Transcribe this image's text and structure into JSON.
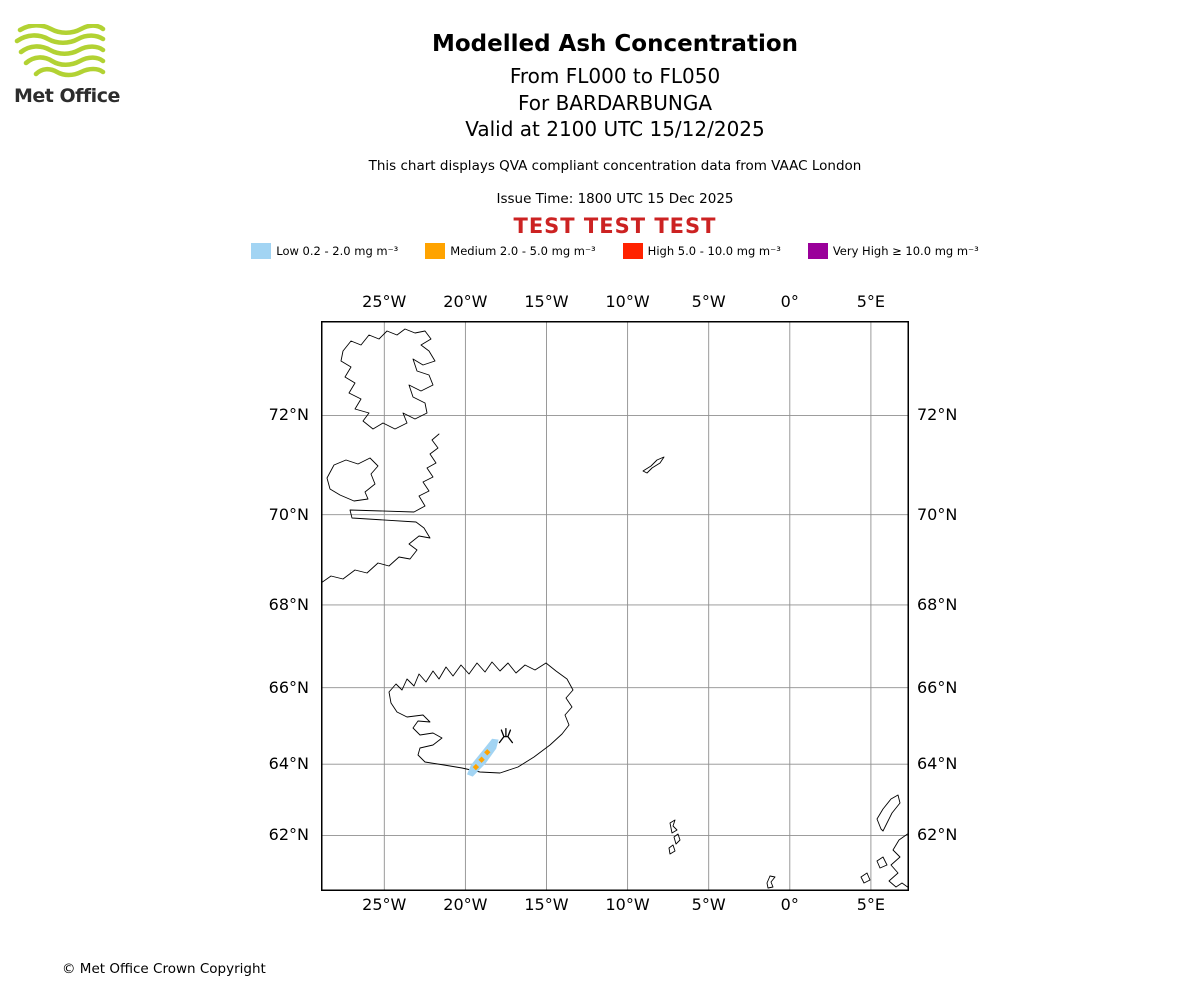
{
  "header": {
    "logo_text": "Met Office",
    "title": "Modelled Ash Concentration",
    "subtitle_fl": "From FL000 to FL050",
    "subtitle_volcano": "For BARDARBUNGA",
    "subtitle_valid": "Valid at 2100 UTC 15/12/2025",
    "note": "This chart displays QVA compliant concentration data from VAAC London",
    "issue_time": "Issue Time: 1800 UTC 15 Dec 2025",
    "test_banner": "TEST TEST TEST"
  },
  "colors": {
    "test_banner": "#cc2222",
    "logo_green": "#b2d233",
    "grid": "#8f8f8f"
  },
  "legend": {
    "items": [
      {
        "level": "low",
        "label": "Low 0.2 - 2.0 mg m⁻³",
        "color": "#a2d4f3"
      },
      {
        "level": "medium",
        "label": "Medium 2.0 - 5.0 mg m⁻³",
        "color": "#ffa300"
      },
      {
        "level": "high",
        "label": "High 5.0 - 10.0 mg m⁻³",
        "color": "#ff2200"
      },
      {
        "level": "very-high",
        "label": "Very High ≥ 10.0 mg m⁻³",
        "color": "#9a009a"
      }
    ]
  },
  "chart_data": {
    "type": "map",
    "title": "Modelled Ash Concentration",
    "projection": "mercator",
    "grid": true,
    "lon_range": [
      -28.9,
      7.35
    ],
    "lat_range": [
      60.34,
      73.72
    ],
    "lon_ticks": [
      {
        "value": -25,
        "label": "25°W"
      },
      {
        "value": -20,
        "label": "20°W"
      },
      {
        "value": -15,
        "label": "15°W"
      },
      {
        "value": -10,
        "label": "10°W"
      },
      {
        "value": -5,
        "label": "5°W"
      },
      {
        "value": 0,
        "label": "0°"
      },
      {
        "value": 5,
        "label": "5°E"
      }
    ],
    "lat_ticks": [
      {
        "value": 72,
        "label": "72°N"
      },
      {
        "value": 70,
        "label": "70°N"
      },
      {
        "value": 68,
        "label": "68°N"
      },
      {
        "value": 66,
        "label": "66°N"
      },
      {
        "value": 64,
        "label": "64°N"
      },
      {
        "value": 62,
        "label": "62°N"
      }
    ],
    "volcano": {
      "name": "BARDARBUNGA",
      "lon": -17.5,
      "lat": 64.75
    },
    "ash_cloud": {
      "flight_levels": "FL000 to FL050",
      "valid_time": "2100 UTC 15/12/2025",
      "low_polygon_lonlat": [
        [
          -19.9,
          63.72
        ],
        [
          -19.55,
          63.66
        ],
        [
          -18.75,
          64.02
        ],
        [
          -18.1,
          64.42
        ],
        [
          -17.95,
          64.66
        ],
        [
          -18.35,
          64.68
        ],
        [
          -19.0,
          64.33
        ],
        [
          -19.65,
          63.98
        ]
      ],
      "medium_points_lonlat": [
        [
          -19.35,
          63.92
        ],
        [
          -19.0,
          64.12
        ],
        [
          -18.65,
          64.32
        ]
      ]
    }
  },
  "footer": {
    "copyright": "© Met Office Crown Copyright"
  }
}
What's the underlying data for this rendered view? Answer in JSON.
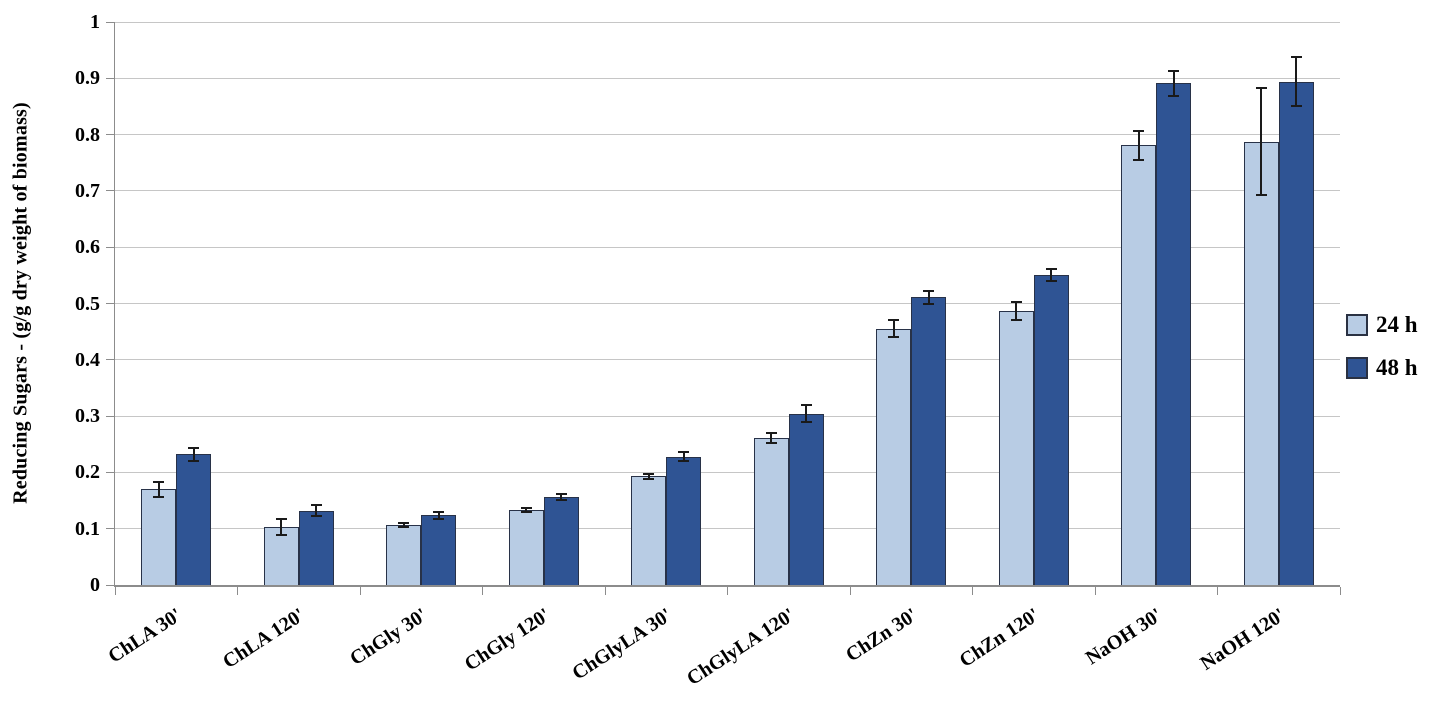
{
  "chart_data": {
    "type": "bar",
    "title": "",
    "xlabel": "",
    "ylabel": "Reducing Sugars - (g/g dry weight of biomass)",
    "ylim": [
      0,
      1
    ],
    "ytick_step": 0.1,
    "ytick_labels": [
      "0",
      "0.1",
      "0.2",
      "0.3",
      "0.4",
      "0.5",
      "0.6",
      "0.7",
      "0.8",
      "0.9",
      "1"
    ],
    "grid": "horizontal",
    "legend_position": "right",
    "categories": [
      "ChLA 30'",
      "ChLA 120'",
      "ChGly 30'",
      "ChGly 120'",
      "ChGlyLA 30'",
      "ChGlyLA 120'",
      "ChZn 30'",
      "ChZn 120'",
      "NaOH 30'",
      "NaOH 120'"
    ],
    "series": [
      {
        "name": "24 h",
        "color": "#b8cce4",
        "values": [
          0.17,
          0.103,
          0.107,
          0.133,
          0.193,
          0.261,
          0.455,
          0.487,
          0.781,
          0.787
        ],
        "errors": [
          0.013,
          0.014,
          0.004,
          0.004,
          0.005,
          0.009,
          0.015,
          0.016,
          0.026,
          0.095
        ]
      },
      {
        "name": "48 h",
        "color": "#2f5494",
        "values": [
          0.232,
          0.132,
          0.124,
          0.156,
          0.228,
          0.304,
          0.511,
          0.551,
          0.891,
          0.894
        ],
        "errors": [
          0.012,
          0.01,
          0.006,
          0.005,
          0.008,
          0.015,
          0.012,
          0.011,
          0.022,
          0.043
        ]
      }
    ]
  },
  "colors": {
    "bar_border": "#283248",
    "gridline": "#c6c6c6",
    "axis": "#8c8c8c",
    "error_bar": "#1a1a1a",
    "text": "#000000"
  }
}
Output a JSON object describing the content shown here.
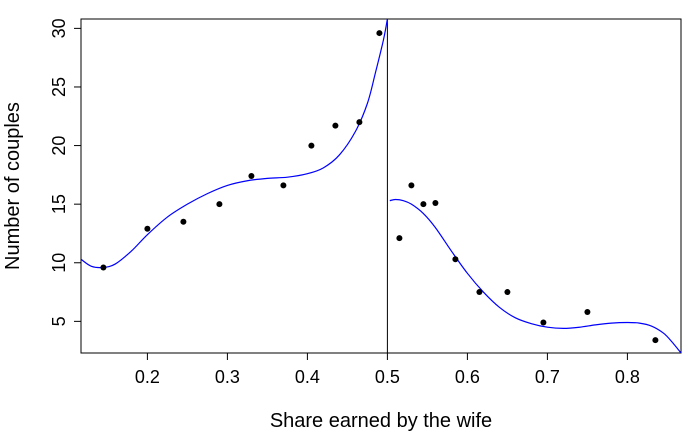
{
  "chart_data": {
    "type": "scatter",
    "title": "",
    "xlabel": "Share earned by the wife",
    "ylabel": "Number of couples",
    "xlim": [
      0.117,
      0.867
    ],
    "ylim": [
      2.3,
      30.8
    ],
    "xticks": [
      0.2,
      0.3,
      0.4,
      0.5,
      0.6,
      0.7,
      0.8
    ],
    "xtick_labels": [
      "0.2",
      "0.3",
      "0.4",
      "0.5",
      "0.6",
      "0.7",
      "0.8"
    ],
    "yticks": [
      5,
      10,
      15,
      20,
      25,
      30
    ],
    "ytick_labels": [
      "5",
      "10",
      "15",
      "20",
      "25",
      "30"
    ],
    "grid": false,
    "threshold_line_x": 0.5,
    "point_color": "#000000",
    "fit_color": "#0000ff",
    "points": [
      {
        "x": 0.145,
        "y": 9.6
      },
      {
        "x": 0.2,
        "y": 12.9
      },
      {
        "x": 0.245,
        "y": 13.5
      },
      {
        "x": 0.29,
        "y": 15.0
      },
      {
        "x": 0.33,
        "y": 17.4
      },
      {
        "x": 0.37,
        "y": 16.6
      },
      {
        "x": 0.405,
        "y": 20.0
      },
      {
        "x": 0.435,
        "y": 21.7
      },
      {
        "x": 0.465,
        "y": 22.0
      },
      {
        "x": 0.49,
        "y": 29.6
      },
      {
        "x": 0.515,
        "y": 12.1
      },
      {
        "x": 0.53,
        "y": 16.6
      },
      {
        "x": 0.545,
        "y": 15.0
      },
      {
        "x": 0.56,
        "y": 15.1
      },
      {
        "x": 0.585,
        "y": 10.3
      },
      {
        "x": 0.615,
        "y": 7.5
      },
      {
        "x": 0.65,
        "y": 7.5
      },
      {
        "x": 0.695,
        "y": 4.9
      },
      {
        "x": 0.75,
        "y": 5.8
      },
      {
        "x": 0.835,
        "y": 3.4
      }
    ],
    "fit_left": [
      [
        0.117,
        10.3
      ],
      [
        0.13,
        9.7
      ],
      [
        0.145,
        9.6
      ],
      [
        0.16,
        9.9
      ],
      [
        0.18,
        11.0
      ],
      [
        0.2,
        12.4
      ],
      [
        0.225,
        13.9
      ],
      [
        0.25,
        15.0
      ],
      [
        0.275,
        15.9
      ],
      [
        0.3,
        16.6
      ],
      [
        0.325,
        17.0
      ],
      [
        0.35,
        17.2
      ],
      [
        0.375,
        17.3
      ],
      [
        0.4,
        17.6
      ],
      [
        0.42,
        18.1
      ],
      [
        0.44,
        19.2
      ],
      [
        0.46,
        21.2
      ],
      [
        0.475,
        23.6
      ],
      [
        0.485,
        26.2
      ],
      [
        0.495,
        29.0
      ],
      [
        0.5,
        30.8
      ]
    ],
    "fit_right": [
      [
        0.503,
        15.3
      ],
      [
        0.51,
        15.4
      ],
      [
        0.52,
        15.3
      ],
      [
        0.53,
        15.0
      ],
      [
        0.545,
        14.2
      ],
      [
        0.56,
        13.0
      ],
      [
        0.58,
        11.0
      ],
      [
        0.6,
        9.1
      ],
      [
        0.62,
        7.5
      ],
      [
        0.64,
        6.2
      ],
      [
        0.66,
        5.3
      ],
      [
        0.68,
        4.8
      ],
      [
        0.7,
        4.5
      ],
      [
        0.72,
        4.4
      ],
      [
        0.74,
        4.5
      ],
      [
        0.76,
        4.7
      ],
      [
        0.78,
        4.85
      ],
      [
        0.8,
        4.9
      ],
      [
        0.815,
        4.85
      ],
      [
        0.83,
        4.6
      ],
      [
        0.845,
        4.0
      ],
      [
        0.855,
        3.3
      ],
      [
        0.867,
        2.3
      ]
    ]
  }
}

## [Exercise prompt]
Gather each line of the listing that holds the string "ylabel".

## [Reply to the task]
    "ylabel": "Reducing Sugars - (g/g dry weight of biomass)",
    "ylabel": "Number of couples",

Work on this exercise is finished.